Work to complete - Please repeat all of the listing exactly.

>>>

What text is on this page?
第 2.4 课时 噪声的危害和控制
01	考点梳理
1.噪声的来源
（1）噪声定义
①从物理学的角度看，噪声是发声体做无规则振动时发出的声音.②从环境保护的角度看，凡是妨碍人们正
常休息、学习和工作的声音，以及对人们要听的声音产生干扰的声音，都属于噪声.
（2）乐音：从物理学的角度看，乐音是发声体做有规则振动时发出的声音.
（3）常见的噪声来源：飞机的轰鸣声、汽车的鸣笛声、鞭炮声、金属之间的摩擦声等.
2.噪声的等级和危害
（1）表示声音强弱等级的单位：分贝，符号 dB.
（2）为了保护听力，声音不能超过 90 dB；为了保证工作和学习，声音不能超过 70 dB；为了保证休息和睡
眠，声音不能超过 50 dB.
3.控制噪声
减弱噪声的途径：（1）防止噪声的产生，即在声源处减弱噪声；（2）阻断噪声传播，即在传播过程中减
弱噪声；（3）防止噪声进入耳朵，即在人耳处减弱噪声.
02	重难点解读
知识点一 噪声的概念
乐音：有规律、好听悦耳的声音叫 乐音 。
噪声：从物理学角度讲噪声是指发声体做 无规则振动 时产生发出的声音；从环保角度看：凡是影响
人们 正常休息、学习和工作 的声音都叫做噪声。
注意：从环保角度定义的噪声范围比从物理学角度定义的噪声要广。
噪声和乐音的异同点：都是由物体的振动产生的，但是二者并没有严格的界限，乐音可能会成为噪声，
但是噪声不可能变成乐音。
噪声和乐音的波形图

<<<

Solved problem -
What text is on this page?
第 2.4 课时 噪声的危害和控制
01	考点梳理
1.噪声的来源
（1）噪声定义
①从物理学的角度看，噪声是发声体做无规则振动时发出的声音.②从环境保护的角度看，凡是妨碍人们正
常休息、学习和工作的声音，以及对人们要听的声音产生干扰的声音，都属于噪声.
（2）乐音：从物理学的角度看，乐音是发声体做有规则振动时发出的声音.
（3）常见的噪声来源：飞机的轰鸣声、汽车的鸣笛声、鞭炮声、金属之间的摩擦声等.
2.噪声的等级和危害
（1）表示声音强弱等级的单位：分贝，符号 dB.
（2）为了保护听力，声音不能超过 90 dB；为了保证工作和学习，声音不能超过 70 dB；为了保证休息和睡
眠，声音不能超过 50 dB.
3.控制噪声
减弱噪声的途径：（1）防止噪声的产生，即在声源处减弱噪声；（2）阻断噪声传播，即在传播过程中减
弱噪声；（3）防止噪声进入耳朵，即在人耳处减弱噪声.
02	重难点解读
知识点一 噪声的概念
乐音：有规律、好听悦耳的声音叫 乐音 。
噪声：从物理学角度讲噪声是指发声体做 无规则振动 时产生发出的声音；从环保角度看：凡是影响
人们 正常休息、学习和工作 的声音都叫做噪声。
注意：从环保角度定义的噪声范围比从物理学角度定义的噪声要广。
噪声和乐音的异同点：都是由物体的振动产生的，但是二者并没有严格的界限，乐音可能会成为噪声，
但是噪声不可能变成乐音。
噪声和乐音的波形图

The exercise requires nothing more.